PROBLEM DETAILS: Lines containing the word "What" are to be located and copied.

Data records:
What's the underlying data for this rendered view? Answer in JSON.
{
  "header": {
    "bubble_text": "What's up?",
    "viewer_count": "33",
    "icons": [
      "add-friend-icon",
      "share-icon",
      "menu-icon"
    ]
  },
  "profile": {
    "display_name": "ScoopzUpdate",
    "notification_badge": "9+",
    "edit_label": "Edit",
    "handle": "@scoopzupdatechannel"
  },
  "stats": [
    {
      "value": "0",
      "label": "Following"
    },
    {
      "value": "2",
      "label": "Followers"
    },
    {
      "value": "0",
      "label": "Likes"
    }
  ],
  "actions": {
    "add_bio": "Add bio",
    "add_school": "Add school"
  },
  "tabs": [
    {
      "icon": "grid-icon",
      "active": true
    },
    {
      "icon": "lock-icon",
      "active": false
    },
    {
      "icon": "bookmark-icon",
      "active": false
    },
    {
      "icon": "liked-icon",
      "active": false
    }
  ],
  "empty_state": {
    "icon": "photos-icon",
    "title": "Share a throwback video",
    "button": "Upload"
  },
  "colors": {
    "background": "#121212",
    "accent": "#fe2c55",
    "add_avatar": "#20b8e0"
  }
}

RESULT OF THE TASK:
What's the underlying data for this rendered view? Answer in JSON.
    "bubble_text": "What's up?",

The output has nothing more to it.